#### Data provided ####

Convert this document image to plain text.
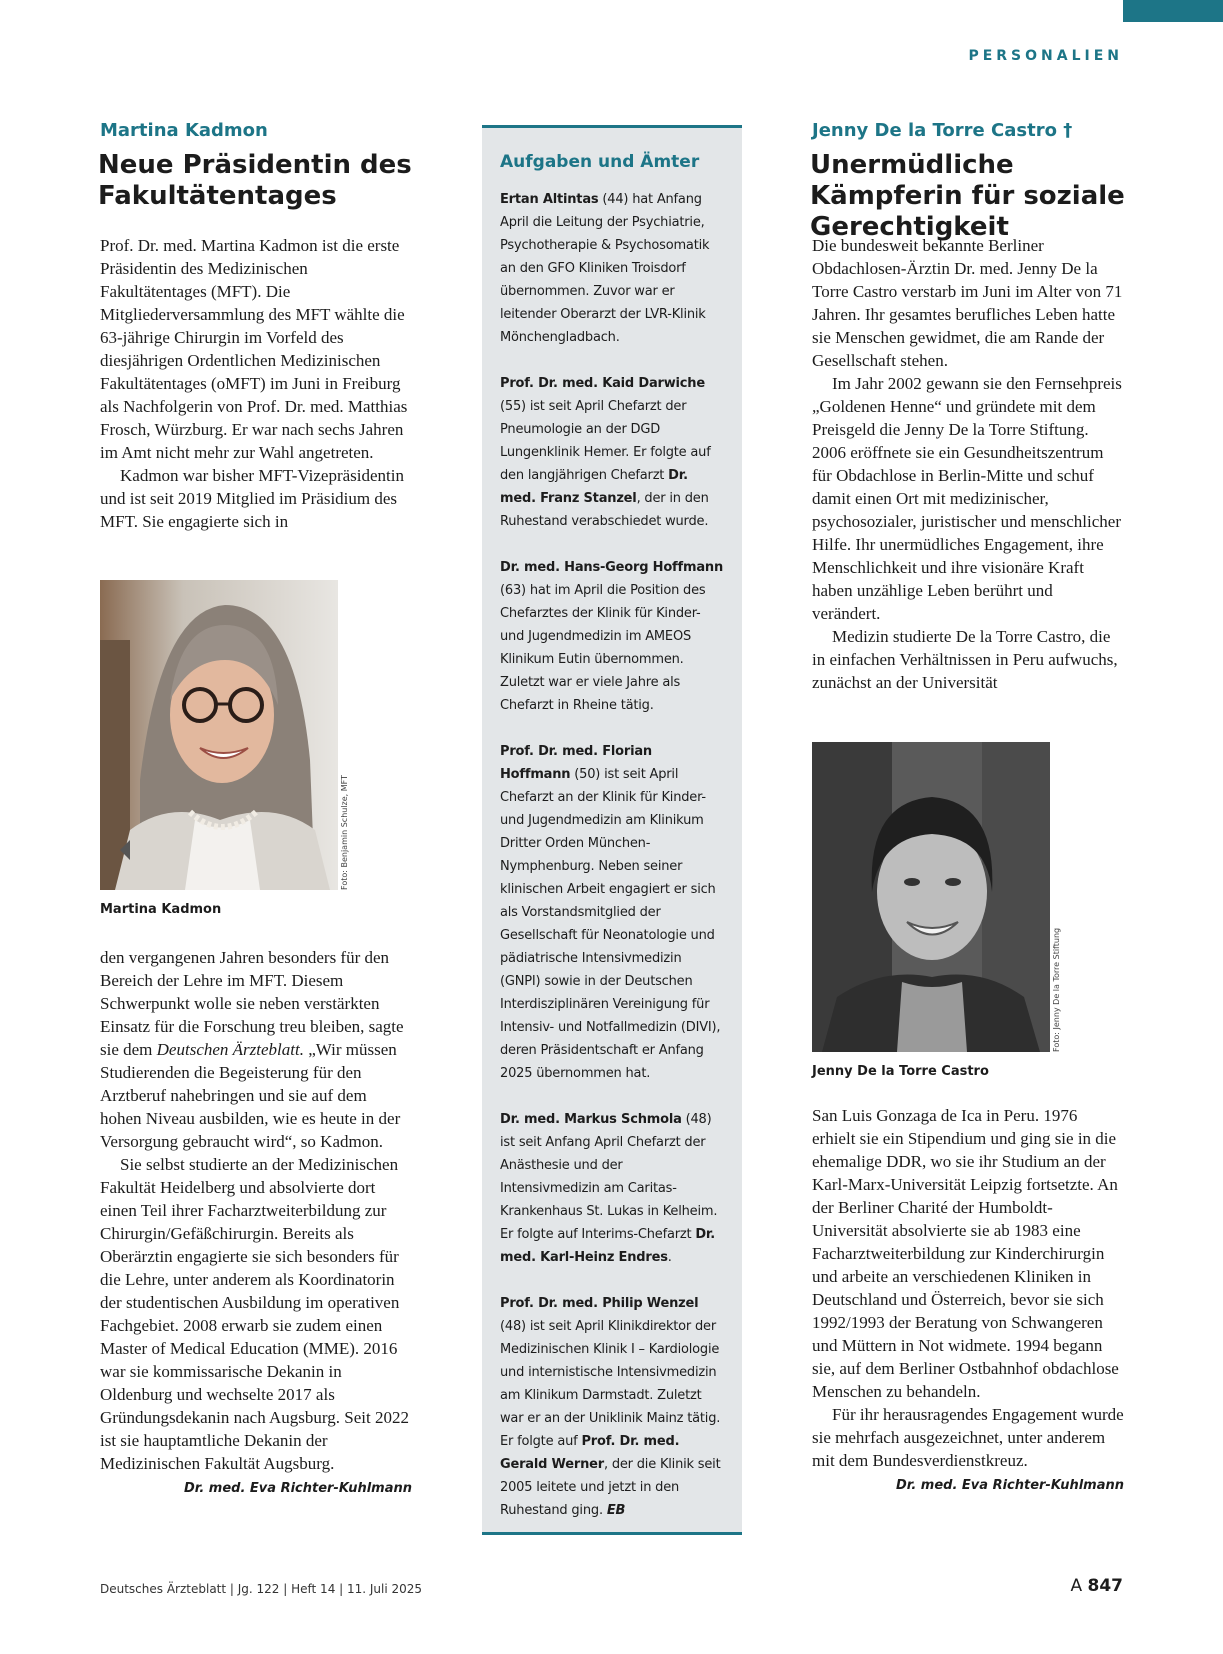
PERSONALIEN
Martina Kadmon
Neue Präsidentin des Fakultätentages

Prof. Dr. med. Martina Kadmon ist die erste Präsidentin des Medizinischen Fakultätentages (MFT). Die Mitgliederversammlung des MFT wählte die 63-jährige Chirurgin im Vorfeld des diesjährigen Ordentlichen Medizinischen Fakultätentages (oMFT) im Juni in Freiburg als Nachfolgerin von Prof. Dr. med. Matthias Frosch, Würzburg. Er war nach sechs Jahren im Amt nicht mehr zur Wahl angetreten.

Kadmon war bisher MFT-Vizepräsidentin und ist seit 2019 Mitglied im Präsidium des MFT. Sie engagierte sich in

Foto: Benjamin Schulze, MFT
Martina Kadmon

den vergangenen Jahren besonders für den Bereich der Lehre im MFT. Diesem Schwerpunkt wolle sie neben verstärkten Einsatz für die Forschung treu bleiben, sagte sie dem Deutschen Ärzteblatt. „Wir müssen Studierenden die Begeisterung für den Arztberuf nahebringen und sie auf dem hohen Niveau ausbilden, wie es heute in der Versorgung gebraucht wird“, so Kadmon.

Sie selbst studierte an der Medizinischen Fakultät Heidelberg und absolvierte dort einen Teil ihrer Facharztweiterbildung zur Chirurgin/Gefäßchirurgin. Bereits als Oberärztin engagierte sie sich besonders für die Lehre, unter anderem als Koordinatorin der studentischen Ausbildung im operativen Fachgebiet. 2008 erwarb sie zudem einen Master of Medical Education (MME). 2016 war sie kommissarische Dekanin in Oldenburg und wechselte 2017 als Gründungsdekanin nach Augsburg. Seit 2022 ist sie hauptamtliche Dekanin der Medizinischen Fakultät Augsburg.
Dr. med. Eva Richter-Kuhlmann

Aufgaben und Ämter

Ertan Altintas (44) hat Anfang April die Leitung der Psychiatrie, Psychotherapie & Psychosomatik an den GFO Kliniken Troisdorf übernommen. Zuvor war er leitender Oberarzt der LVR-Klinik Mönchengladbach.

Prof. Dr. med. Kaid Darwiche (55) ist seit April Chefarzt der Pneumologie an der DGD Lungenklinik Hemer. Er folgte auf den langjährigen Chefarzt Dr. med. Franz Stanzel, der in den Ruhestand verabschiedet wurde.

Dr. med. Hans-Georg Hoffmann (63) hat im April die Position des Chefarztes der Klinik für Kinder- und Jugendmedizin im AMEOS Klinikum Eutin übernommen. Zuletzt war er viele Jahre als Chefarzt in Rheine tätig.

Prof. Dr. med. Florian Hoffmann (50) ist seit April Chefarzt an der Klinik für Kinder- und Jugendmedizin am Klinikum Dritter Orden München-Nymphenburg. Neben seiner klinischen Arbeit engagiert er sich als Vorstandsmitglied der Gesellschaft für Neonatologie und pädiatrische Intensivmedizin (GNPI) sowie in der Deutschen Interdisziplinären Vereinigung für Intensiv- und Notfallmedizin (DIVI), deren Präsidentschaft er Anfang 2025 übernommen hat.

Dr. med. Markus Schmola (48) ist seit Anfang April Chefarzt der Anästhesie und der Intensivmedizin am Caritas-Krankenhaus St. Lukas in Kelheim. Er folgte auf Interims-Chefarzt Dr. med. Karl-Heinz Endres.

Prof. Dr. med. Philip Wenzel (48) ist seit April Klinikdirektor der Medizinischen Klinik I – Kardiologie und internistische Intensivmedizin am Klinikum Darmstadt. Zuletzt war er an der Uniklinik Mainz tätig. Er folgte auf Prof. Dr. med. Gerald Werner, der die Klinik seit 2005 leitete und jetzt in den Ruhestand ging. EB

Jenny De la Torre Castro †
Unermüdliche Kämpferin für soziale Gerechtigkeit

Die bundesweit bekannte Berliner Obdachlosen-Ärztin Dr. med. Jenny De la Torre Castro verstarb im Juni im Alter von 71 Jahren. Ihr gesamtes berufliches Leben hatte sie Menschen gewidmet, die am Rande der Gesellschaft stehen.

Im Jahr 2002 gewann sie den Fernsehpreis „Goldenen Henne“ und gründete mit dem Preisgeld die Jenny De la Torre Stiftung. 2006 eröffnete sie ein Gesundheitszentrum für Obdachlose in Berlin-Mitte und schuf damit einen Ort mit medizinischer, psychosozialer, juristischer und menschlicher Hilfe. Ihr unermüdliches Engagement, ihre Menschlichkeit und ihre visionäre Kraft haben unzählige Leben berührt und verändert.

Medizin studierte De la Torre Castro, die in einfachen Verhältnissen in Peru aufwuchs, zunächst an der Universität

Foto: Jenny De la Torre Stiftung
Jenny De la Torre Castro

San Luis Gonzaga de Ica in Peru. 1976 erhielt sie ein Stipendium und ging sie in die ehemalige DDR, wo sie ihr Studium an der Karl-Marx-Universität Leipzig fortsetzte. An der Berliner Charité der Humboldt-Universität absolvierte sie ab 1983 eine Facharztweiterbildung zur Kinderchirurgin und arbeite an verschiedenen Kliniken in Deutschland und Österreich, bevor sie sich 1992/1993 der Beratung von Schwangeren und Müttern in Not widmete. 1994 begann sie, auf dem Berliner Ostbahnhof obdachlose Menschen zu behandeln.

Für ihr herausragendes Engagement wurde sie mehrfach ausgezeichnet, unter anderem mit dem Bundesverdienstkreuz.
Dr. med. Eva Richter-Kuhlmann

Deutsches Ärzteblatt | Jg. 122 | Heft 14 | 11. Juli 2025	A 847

####
#### Data provided ####

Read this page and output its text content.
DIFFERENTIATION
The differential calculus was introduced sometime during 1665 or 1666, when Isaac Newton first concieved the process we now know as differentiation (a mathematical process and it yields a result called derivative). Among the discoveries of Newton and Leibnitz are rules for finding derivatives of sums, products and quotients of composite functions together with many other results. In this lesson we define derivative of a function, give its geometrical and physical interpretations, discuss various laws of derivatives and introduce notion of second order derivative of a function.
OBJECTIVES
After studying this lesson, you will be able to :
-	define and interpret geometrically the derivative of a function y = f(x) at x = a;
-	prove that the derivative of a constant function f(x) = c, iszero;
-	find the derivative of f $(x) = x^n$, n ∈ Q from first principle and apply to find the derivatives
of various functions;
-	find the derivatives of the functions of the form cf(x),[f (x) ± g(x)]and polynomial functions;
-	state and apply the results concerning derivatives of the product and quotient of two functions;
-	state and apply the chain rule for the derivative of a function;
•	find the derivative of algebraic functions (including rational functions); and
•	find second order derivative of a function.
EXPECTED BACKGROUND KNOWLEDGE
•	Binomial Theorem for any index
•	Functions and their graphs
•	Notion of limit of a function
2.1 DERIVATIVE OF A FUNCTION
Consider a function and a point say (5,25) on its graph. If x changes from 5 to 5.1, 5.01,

####

What is expected ▸ Copy in full each line that holds the word "derivatives".

Written solution ▸
The differential calculus was introduced sometime during 1665 or 1666, when Isaac Newton first concieved the process we now know as differentiation (a mathematical process and it yields a result called derivative). Among the discoveries of Newton and Leibnitz are rules for finding derivatives of sums, products and quotients of composite functions together with many other results. In this lesson we define derivative of a function, give its geometrical and physical interpretations, discuss various laws of derivatives and introduce notion of second order derivative of a function.
-	find the derivative of f $(x) = x^n$, n ∈ Q from first principle and apply to find the derivatives
-	find the derivatives of the functions of the form cf(x),[f (x) ± g(x)]and polynomial functions;
-	state and apply the results concerning derivatives of the product and quotient of two functions;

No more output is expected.